**Stated problem:**
According to the league report below, how much money did the PLB give each region to help organize its first division league?

**Document text:**
□ □ □
We also provided financial support to the secretariat. In six months, Le 30, 000, 000 Leones was disbursed to the Secretary of the PLB, P.D. Green, for office upkeep.

The secretariat also raised funds from clubs licenses and life card for players. Each club paid Le 700, 000 for life cards in the first leg and 1, 300, 000 in the second league. These funds are left in the custody of the PLB secretary, PD Green.

Media engagement

Mr. President, the PLB engaged every sector of the media. That is the print, electronics and social media to not only inform the public but to generate the needed attention and discussions around the league.

A media committee was set up made up of six members and permit me to call the members to this forum and to be recognized. Alhaji Komba, Martin Wusha, Morlai Kargbo, Francess Barnard, Abu Mansaray, John Ngebah and….

These journalists mastered their trade and engaged all sports journalists to cover the events.

The media committee was allocated an 80 million budget to carry out its task. These funds were used to provide subsidies for sports journalists from various media institutions and carry out its activities.

The media committee started with a comprehensive one-day training for sports reporters on professional sports reporting and ethics to ensure that standards are upheld.

The Media Committee then created a Facebook page they kept the people informed on fixtures, results and other news on the game.

As a board, we are extremely grateful for the role these young sport-loving journalists played and the media landscape who reported the good, the bad and the ugly.

Support to Regions

With the start of the league, the regional FAs wanted to start their own leagues. They were never fortunate to raise the amount of money the PLB raised. As a result, the PLB decided that the funds we received from other sources should be committed to the regions.

The PLB gave le 25 million each to the western area, north, south and east to aid organizing the first division league in these regions.

The western and southern regions played a full-fledge league, northern regions received the funds but are yet to organize their league, and eastern region refused to take the funds for reasons best known to them. It was later reassigned to other use.


The issue of employment was a major achievement of this league. Over 520 young people employed at the Premier League level by 13 football clubs. This number doubled across the regional FA who played their first division leagues with more teams. About 88 Referees were engaged with allowances paid to them every week, the media and its reporters got subsidised, board members were paid sitting fees, about 50 people were engaged as match commissioners throughout the league, about 28 people as match coordinators, two referees coordinators and two accountants were paid monthly remuneration and consultancies to documentary makers.
□ □ □
**Data listing:**
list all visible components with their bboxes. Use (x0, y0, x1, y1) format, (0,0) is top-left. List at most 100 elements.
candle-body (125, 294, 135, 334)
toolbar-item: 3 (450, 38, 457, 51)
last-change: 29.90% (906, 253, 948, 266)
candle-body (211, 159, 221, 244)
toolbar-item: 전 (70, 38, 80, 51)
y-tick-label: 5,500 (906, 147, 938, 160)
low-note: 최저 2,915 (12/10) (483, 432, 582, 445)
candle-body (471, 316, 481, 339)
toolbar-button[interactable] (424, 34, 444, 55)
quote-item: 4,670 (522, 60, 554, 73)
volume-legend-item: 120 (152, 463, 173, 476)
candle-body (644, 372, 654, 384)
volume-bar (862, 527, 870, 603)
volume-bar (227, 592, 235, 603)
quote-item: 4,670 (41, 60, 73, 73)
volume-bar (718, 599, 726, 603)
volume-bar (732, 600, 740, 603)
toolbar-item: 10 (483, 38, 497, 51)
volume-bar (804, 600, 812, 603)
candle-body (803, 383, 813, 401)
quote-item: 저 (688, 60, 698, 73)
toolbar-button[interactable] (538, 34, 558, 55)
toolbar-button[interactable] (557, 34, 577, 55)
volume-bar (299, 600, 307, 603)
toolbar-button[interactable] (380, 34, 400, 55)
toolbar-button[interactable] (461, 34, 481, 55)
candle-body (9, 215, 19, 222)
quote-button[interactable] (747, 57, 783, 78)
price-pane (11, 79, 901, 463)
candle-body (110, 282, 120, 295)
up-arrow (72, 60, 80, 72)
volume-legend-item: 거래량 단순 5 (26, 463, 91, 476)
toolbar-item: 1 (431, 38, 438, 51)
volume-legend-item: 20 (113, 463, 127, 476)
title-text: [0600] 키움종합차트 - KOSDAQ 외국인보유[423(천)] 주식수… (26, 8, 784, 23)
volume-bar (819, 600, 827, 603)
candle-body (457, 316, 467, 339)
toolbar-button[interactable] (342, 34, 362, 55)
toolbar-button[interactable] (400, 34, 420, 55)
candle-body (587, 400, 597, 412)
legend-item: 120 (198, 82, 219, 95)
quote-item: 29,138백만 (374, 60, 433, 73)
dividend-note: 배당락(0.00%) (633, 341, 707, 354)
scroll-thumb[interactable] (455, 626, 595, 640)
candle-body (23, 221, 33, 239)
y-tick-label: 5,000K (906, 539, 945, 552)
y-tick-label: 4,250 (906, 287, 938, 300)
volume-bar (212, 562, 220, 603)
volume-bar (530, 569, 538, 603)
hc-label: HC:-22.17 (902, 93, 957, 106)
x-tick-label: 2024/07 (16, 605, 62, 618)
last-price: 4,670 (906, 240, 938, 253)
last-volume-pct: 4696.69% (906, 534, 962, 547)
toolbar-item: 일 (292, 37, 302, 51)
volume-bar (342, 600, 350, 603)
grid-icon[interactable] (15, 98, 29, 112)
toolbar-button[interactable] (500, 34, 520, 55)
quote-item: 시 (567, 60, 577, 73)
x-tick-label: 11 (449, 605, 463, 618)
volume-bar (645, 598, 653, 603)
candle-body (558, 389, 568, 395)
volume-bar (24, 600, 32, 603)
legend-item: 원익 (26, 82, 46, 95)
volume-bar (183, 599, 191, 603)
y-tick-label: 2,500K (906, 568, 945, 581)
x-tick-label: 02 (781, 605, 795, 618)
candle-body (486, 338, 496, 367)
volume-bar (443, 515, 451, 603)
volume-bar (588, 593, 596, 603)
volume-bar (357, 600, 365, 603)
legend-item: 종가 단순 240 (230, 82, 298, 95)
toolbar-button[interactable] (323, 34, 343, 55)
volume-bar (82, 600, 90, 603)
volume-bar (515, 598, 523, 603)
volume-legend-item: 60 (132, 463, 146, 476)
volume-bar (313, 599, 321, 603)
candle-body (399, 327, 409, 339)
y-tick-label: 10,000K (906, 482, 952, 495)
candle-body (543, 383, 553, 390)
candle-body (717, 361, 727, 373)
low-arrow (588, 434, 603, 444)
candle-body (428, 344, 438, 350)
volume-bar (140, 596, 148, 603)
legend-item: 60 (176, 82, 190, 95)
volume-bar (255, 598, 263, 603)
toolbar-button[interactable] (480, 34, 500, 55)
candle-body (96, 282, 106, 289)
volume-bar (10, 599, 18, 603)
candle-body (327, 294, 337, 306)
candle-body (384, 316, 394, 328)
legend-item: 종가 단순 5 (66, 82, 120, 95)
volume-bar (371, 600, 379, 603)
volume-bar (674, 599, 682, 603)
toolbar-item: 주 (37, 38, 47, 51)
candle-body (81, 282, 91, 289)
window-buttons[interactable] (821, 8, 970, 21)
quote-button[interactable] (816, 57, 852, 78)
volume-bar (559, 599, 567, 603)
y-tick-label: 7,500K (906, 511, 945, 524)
□ □ □
**Solution to the exercise:**
Le 25 million each.